> [To be done]:
Look through the listing for the word "total". Copy each line that has it.
** start of Stored data **
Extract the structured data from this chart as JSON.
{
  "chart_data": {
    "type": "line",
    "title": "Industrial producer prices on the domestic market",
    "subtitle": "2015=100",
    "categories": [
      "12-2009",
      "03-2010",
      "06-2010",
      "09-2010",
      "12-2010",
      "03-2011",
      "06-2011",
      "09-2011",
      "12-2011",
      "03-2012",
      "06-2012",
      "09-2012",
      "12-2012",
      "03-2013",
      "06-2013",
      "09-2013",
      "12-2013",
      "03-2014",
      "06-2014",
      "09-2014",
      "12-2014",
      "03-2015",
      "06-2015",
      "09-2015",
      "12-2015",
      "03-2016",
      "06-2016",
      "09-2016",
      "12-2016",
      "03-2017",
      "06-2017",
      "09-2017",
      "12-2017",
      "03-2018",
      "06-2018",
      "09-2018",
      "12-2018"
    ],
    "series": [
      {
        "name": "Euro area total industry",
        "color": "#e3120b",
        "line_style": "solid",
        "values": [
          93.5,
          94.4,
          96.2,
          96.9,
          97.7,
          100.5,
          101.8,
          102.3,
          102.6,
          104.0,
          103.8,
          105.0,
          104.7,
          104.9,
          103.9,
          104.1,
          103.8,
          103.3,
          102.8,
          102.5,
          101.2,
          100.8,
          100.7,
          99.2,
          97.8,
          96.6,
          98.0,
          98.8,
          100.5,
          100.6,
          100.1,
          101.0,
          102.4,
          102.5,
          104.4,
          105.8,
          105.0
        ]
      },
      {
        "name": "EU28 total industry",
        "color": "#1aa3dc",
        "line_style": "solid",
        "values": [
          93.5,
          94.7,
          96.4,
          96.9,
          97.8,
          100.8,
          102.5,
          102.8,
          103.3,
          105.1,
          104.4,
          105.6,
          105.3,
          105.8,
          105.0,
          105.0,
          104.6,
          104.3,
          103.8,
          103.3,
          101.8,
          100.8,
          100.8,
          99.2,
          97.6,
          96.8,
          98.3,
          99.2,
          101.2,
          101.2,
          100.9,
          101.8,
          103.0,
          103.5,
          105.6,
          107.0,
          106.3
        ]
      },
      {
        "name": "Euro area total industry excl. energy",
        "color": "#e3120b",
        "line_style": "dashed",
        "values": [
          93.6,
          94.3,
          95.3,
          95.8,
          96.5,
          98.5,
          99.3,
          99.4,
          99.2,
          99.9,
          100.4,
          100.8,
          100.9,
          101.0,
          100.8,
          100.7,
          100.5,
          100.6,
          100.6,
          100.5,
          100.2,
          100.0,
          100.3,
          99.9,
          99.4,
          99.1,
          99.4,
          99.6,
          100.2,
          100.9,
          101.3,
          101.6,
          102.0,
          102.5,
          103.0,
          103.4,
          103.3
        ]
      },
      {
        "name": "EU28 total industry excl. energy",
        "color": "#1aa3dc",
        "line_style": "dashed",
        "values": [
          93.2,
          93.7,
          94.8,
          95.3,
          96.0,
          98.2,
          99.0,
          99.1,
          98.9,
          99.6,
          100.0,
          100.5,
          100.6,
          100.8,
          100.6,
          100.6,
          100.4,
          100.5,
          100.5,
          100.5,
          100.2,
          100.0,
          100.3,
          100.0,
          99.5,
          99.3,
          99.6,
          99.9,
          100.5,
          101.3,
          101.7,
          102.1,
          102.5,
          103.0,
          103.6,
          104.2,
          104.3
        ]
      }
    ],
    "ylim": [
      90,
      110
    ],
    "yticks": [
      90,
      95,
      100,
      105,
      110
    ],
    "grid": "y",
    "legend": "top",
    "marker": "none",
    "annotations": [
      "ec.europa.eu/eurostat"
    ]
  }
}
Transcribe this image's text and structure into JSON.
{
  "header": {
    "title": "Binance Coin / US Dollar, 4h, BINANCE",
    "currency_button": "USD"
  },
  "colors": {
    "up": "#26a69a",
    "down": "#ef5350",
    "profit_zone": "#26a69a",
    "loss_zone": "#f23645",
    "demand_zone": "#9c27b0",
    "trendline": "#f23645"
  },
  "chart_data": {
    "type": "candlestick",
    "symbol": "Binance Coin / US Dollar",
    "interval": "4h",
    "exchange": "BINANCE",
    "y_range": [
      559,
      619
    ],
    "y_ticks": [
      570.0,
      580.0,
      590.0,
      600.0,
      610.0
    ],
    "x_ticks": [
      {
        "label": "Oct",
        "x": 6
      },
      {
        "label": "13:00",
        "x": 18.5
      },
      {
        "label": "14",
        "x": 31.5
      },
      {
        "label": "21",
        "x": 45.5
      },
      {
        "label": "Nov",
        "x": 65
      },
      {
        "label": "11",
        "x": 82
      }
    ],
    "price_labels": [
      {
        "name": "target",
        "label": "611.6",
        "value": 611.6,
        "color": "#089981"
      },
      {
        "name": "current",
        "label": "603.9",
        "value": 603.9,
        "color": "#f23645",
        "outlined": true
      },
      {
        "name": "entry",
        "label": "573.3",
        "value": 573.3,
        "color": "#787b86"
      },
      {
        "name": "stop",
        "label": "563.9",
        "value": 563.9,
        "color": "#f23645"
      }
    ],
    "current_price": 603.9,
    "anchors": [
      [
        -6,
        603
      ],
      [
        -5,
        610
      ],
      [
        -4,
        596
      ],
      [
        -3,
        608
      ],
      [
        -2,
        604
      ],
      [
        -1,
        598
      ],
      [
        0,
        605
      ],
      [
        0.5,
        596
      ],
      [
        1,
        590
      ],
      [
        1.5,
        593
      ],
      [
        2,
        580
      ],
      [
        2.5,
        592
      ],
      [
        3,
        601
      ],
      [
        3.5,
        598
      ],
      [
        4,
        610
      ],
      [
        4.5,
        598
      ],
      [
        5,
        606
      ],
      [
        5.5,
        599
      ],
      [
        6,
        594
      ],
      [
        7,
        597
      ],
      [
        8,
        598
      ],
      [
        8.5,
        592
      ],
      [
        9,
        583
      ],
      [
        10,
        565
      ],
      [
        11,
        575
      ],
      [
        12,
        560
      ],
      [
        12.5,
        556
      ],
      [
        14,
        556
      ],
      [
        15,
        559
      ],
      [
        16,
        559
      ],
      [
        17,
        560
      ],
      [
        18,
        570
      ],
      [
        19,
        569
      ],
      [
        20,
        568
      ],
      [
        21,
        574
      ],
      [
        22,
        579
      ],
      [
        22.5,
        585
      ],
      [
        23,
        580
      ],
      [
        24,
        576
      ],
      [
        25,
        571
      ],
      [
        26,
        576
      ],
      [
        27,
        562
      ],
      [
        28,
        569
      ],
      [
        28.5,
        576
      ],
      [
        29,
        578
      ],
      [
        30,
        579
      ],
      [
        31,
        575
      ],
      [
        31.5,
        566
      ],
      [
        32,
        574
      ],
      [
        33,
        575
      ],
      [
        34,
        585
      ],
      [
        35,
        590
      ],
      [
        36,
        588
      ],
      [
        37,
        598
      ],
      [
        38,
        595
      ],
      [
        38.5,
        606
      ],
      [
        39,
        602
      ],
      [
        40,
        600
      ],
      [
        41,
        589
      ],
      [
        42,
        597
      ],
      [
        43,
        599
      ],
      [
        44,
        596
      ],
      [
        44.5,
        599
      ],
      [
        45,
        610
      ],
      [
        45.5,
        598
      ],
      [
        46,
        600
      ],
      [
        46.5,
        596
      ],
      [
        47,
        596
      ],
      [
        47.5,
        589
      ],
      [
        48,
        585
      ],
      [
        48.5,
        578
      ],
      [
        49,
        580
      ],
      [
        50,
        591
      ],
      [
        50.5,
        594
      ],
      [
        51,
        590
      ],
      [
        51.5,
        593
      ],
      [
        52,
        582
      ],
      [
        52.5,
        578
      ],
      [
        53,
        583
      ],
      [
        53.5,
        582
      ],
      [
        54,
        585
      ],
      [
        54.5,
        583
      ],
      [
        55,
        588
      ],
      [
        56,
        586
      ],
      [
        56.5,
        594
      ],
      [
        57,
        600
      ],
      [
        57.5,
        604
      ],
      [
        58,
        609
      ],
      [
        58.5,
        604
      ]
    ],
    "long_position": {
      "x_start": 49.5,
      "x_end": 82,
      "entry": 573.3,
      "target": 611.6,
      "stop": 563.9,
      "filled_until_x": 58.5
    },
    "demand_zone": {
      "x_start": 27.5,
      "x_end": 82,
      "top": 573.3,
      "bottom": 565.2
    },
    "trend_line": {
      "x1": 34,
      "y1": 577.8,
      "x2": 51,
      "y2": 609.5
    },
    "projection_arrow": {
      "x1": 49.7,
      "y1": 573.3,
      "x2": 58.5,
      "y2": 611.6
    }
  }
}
** end of Stored data **
> [Exercise result]:
        "name": "Euro area total industry",
        "name": "EU28 total industry",
        "name": "Euro area total industry excl. energy",
        "name": "EU28 total industry excl. energy",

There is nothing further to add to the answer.